_Work request_. In the comment thread about so.cl below, what difference does one commenter say the site is promoting?

_Selected excerpt_.
┌────────

2. I'm blind or severely visually disabled and need a screen text-to-speech reader. Funnily enough, JS-mediated sites truly suck for the visually disabled. Do you want your site to be in breach of disabilities discrimination laws?

3. I don't like ads.

4. I run a low power machine (a multi-years-old laptop) and find multimegabyte javascript apps bog it down and cause it to blow hot air across my knees.

5. "It's new, therefore it's good" is specious (and frequently false) logic.

TL:DR; HN is over-populated by people who confuse complexity with quality.


Only paranoid geeks browse without Javascript.


Only paranoid geeks refuse to enable Javascript when prompted. ;)

For awhile there I'd surf with JS off, but enable them when I get to a site I want to see.

Now though, every site seems to have JS as a requirement so I don't even bother. It was becoming a hassle.


They literally lower the quality of competition by just duplicating other social networks.


Anyone got screens? The website shows up as a blank screen on my tablet.


Seconding this. I've tried it in Chrome, Firefox, and IE9 and it fails almost every time (strange too that it's inconsistent). IE9 is actually the worst, giving just "The view named 'Anonymous' does not derive from the ViewBase class."


This seems like Google +1 but with the ability to comment/discuss?


The difference they are promoting is sharing search engine results, and other content:

http://www.so.cl/about/faq

For example, I created a post about a tabletop game I ran this weekend, and was able to search within the posting process and quickly add two images related to the status update.


I wonder if Google+ bashing will target so.cl now. Probably not because Microsoft was clever enough to launch it quietly and call it 'experiment' not 'Facebook killer'.


And will probably get no users, too. Also Google did call it something close to an experiment. It was the media that called it Facebook killer, just like they called Wolfram the Google killer when they launched.


with a domain like that, I had expectations of an awesome URL shortener. I wonder how much they paid for the domain?


On Microsoft scales, very little. Particularly as a share of the project's overall branding and marketing spend.


just how awesome can a URL shortener get? tbh, I'm surprised bit.ly is a company and not just a guy's hobby.


Another Microsoft "me too".


DOA because no mobile site.


Agree completely. I tried to check it out on nexus galaxy. Facebook login didn't work, still not sure why as the popup was disfunctional. Will probably never visit again.


Opera mini on Android I get an error in a red box:

"Error binding 'function(){}' view

ReferenceError: Undefined variable: localStorage"


Uh, on a Sunday? Weird.


Yawn.


Yikes. This is a really blatant mash of Google+/FB with no mobile presence and an enormous identity crisis. They even basically straight up stole "circles" and even use "Circles" as the bullet icon for the <ul> displaying them under "Feed". The "dropdown popup" on each post looks pixel for pixel identical to G+'s, "Video Party" = Hangout (which would be hard to beat anyway as Hangouts are impressive if you've not used them lately and will soon be 100% plugin free), FB's "What's on your mind" = So.cl's "What is on your mind".

Is there anything new or original here at all, except for some bad "text as images" and other MSN/Live/Microsoft account styling cues? Good god, this is just, embarrassing.


Is there anything new or original here at all, except for some bad "text as images" and other MSN/Live/Microsoft account styling cues? Good god, this is just, embarrassing.

Well.. my feed stream is full of random people posting barely clothed people.. My facebook random people are all fully clothed.


Are searches public?! I'm seeing the same!!


Well, in that case, maybe it warrants a second look.


Microsoft R&D delivers again. Name one feature in so.cl that wasn't a copy of what they already saw somebody else do, except given a slightly different name or capitalization in order to shave off the boilerplate. Is there anything left from Google/Apple/Facebook/Amazon/Sony for them to copy, er, I mean, innovate in-house?

I also bet they'll claim it took a team of 50 people and cost $1B to create. Because taxes and accounting, of course.

└────────

_Recorded information_.
┌────────

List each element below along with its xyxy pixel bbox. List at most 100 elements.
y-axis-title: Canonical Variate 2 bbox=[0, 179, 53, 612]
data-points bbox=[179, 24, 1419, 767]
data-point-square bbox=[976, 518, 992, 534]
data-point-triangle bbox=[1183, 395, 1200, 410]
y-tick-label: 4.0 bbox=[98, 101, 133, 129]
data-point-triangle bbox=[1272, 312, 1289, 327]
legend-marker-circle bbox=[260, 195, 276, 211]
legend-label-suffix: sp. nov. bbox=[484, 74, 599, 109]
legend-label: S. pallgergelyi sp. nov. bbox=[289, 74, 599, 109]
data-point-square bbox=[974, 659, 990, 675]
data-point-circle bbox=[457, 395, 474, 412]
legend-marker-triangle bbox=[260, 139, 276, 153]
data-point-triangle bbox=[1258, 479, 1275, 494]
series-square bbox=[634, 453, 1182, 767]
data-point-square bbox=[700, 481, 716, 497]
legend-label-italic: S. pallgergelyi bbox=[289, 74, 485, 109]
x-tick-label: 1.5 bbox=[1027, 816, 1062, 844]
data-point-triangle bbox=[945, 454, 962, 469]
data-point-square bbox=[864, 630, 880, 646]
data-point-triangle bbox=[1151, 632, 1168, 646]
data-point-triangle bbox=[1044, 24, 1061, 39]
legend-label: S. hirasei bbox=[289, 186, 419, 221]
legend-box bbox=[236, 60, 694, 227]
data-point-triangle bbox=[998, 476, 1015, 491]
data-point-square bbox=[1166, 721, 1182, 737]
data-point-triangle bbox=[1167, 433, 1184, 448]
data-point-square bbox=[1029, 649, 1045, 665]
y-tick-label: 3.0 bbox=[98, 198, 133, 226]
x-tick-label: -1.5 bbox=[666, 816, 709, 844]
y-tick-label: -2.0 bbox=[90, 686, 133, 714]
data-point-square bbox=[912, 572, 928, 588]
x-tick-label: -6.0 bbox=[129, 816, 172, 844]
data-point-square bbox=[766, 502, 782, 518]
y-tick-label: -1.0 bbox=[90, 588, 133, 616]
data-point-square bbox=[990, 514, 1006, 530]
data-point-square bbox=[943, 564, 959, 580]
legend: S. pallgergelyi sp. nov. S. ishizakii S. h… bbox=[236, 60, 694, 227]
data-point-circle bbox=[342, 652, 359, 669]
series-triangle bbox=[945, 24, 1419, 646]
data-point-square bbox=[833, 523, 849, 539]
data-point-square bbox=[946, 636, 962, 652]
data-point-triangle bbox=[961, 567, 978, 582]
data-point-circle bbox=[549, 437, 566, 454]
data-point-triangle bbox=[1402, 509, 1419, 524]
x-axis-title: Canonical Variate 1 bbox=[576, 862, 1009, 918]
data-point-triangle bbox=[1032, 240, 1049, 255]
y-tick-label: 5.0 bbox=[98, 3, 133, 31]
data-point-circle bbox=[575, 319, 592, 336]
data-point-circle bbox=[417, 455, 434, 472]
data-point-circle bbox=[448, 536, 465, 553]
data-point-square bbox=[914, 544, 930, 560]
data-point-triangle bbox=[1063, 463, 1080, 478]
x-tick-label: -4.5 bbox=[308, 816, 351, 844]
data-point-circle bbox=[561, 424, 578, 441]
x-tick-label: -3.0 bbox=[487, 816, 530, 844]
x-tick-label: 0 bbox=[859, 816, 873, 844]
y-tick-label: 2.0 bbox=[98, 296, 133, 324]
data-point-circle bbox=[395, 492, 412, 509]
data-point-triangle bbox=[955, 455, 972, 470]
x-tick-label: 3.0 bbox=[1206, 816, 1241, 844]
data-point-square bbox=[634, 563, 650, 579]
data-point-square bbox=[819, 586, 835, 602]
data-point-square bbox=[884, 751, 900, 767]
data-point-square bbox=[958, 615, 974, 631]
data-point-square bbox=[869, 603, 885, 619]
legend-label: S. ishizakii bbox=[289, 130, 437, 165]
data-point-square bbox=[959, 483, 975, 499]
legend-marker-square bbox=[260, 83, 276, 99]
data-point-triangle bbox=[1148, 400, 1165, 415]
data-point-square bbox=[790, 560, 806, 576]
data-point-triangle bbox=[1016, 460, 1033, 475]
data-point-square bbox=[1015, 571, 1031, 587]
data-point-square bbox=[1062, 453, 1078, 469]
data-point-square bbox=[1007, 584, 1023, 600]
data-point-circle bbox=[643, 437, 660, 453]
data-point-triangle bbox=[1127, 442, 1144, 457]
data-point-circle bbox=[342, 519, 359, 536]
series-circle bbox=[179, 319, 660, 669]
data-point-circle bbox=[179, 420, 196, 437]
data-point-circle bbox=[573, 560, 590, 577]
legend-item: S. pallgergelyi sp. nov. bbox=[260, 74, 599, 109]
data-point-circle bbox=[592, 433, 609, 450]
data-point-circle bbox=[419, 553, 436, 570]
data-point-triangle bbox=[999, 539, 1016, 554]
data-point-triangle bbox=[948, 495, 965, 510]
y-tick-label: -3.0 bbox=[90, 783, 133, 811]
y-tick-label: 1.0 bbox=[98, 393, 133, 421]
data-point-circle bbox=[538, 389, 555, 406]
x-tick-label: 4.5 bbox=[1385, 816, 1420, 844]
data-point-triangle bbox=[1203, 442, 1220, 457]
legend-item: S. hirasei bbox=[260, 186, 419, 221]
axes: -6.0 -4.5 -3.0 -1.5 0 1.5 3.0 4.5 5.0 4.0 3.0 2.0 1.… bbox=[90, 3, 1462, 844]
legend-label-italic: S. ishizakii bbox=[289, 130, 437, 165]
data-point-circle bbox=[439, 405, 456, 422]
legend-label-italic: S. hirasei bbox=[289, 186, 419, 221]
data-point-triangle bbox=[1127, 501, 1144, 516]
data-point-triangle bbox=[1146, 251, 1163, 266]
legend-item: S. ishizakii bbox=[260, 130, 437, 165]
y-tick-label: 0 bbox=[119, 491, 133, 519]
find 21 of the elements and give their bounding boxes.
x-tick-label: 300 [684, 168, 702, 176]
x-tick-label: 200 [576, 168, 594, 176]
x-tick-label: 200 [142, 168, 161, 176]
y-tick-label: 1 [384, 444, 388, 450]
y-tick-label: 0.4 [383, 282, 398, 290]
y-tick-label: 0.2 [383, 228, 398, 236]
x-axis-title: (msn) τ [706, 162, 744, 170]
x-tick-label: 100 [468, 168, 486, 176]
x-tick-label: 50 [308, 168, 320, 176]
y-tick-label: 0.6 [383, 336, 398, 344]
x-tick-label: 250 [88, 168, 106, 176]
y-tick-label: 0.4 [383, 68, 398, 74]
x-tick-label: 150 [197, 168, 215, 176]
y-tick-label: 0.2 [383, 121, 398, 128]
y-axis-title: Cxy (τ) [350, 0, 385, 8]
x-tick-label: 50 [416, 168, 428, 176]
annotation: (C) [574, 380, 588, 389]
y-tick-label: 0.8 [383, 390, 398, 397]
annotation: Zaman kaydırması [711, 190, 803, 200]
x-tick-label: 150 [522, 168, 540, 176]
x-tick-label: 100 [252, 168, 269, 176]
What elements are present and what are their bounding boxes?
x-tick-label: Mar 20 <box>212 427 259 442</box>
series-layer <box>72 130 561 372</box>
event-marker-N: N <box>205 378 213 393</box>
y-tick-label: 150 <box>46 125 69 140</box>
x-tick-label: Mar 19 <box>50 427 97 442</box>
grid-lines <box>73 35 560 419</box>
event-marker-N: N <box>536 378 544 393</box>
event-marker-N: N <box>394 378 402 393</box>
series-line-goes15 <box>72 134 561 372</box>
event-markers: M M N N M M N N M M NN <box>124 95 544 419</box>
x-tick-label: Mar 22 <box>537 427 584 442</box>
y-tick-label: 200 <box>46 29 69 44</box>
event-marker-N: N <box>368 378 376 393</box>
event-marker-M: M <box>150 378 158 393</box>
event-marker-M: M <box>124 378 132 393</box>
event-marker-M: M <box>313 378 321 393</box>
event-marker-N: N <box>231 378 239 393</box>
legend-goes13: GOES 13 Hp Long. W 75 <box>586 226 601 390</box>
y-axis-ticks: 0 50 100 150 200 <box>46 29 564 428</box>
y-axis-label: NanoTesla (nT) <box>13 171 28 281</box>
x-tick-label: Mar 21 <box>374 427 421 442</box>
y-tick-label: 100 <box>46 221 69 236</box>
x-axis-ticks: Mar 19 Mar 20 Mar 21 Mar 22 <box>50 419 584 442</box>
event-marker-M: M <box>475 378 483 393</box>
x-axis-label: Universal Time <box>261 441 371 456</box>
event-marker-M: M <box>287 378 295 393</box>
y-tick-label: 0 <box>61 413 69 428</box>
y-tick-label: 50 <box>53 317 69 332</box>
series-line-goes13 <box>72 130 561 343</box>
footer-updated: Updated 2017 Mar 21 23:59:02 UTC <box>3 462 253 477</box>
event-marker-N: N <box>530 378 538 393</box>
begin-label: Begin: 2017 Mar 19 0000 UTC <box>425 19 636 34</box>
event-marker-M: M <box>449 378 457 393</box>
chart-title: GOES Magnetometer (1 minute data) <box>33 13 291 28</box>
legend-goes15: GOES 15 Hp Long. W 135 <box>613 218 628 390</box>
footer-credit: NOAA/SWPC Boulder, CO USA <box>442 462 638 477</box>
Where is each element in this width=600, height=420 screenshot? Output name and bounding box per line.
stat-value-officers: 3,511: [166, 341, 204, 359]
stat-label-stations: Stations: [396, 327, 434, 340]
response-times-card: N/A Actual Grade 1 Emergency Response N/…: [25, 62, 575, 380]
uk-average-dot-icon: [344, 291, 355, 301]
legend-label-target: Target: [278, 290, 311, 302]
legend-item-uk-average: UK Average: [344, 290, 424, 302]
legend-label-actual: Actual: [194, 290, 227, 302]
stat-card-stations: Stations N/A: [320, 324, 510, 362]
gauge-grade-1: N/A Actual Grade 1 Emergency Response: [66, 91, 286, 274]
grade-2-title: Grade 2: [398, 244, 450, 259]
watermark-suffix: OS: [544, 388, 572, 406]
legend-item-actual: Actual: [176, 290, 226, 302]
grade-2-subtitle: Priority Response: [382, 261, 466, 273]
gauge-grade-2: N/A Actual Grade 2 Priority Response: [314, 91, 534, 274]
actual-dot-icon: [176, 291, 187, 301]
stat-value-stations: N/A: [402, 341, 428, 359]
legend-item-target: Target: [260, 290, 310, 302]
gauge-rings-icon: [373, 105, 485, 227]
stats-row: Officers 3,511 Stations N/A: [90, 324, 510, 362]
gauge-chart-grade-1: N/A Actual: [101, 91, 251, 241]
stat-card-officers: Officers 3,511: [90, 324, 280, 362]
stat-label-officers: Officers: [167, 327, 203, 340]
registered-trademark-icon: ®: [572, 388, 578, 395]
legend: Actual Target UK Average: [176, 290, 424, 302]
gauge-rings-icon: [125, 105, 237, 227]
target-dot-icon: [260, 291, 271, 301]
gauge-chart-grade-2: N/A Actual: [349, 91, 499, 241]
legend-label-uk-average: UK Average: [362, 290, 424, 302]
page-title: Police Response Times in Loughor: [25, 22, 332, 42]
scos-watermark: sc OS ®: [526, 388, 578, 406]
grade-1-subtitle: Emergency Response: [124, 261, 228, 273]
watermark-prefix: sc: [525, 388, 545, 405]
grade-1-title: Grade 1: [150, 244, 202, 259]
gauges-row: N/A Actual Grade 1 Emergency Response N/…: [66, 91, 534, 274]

└────────

_Exercise output_. Sharing search engine results and other content.